▶ Document section

************

Analysis and prediction of stream water quality in the Great Barrier Reef catchments using Bayesian hierarchical model

  • The Great Barrier Reef (GBR) is the world's largest coral ecosystem and it has been experiencing significant water quality deterioration due in part to agricultural intensification and urban settlement in adjacent catchments. The land-derived pollutants are responsible for the degradation of instream water quality in the GBR catchment. The spatial and temporal variations in water quality hinder the interpretation of the water quality monitoring data. The water quality monitoring program provides a potential opportunity to develop a data-driven understanding of water quality at catchment scale; including both natural and anthropogenic influences on water quality. In this project, we investigated water quality monitoring records from 32 site across the GBR catchments (Figure 1). We adopted Bayesian hierarchical modelling: decomposes the complex interactions in the observed data into a series of conditional models. We incorporated the spatial variability in stream water quality within a two-level modelling structure to capture the variability between sites (Figure 2). The modelling results (Figure 3) indicated large positive deviation: Burdekin and Fitzroy sites, especially 3 upland sites in Fitzroy.  The inference of the model parameters (Figure 4) showed that: 1) land use - grazing and dry land agriculture have significant impacts on source of TSS; 2)   geology: soil erodibility - impact on pollutant mobilisation (erosion effect); 3) topography: slope - impact on pollutant delivery.
  • Shuci Liu (PhD scholar), Prof. Andrew W. Western (Co-supervisor), Dr. Anna Lintern (Co-supervisor, Monash), Dr. Angus Webb (Co-supervisor), Dr. David Waters (Collaborator)

Hydrological model calibration in the ungauged basins using ground-based and satellite observations of river stages

  • Jie Jian (PhD Scholar), Dr. Justin Costelloe (Co-supervisor), Prof. QJ Wang (Co-supervisor)

************

▶ Data segment
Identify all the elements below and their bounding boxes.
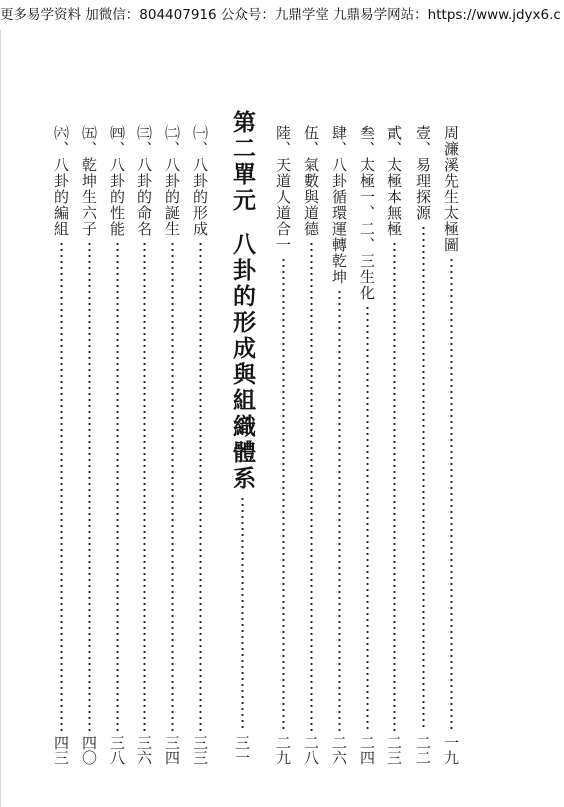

************

▶ Work to be completed
Decide whether each statement below agrees with the Great Barrier Reef water quality summary above. For each, answer yes or no and quote the words from the summary that decide it.
1. The modelling used a three-level structure to capture variability between sites.
2. The modelling results showed large positive deviation at Burdekin and Fitzroy sites.
3. Slope was identified as affecting pollutant delivery.

▶ Complete output
1. No: "a two-level modelling structure to capture the variability between sites"
2. Yes: "The modelling results (Figure 3) indicated large positive deviation: Burdekin and Fitzroy sites"
3. Yes: "topography: slope - impact on pollutant delivery"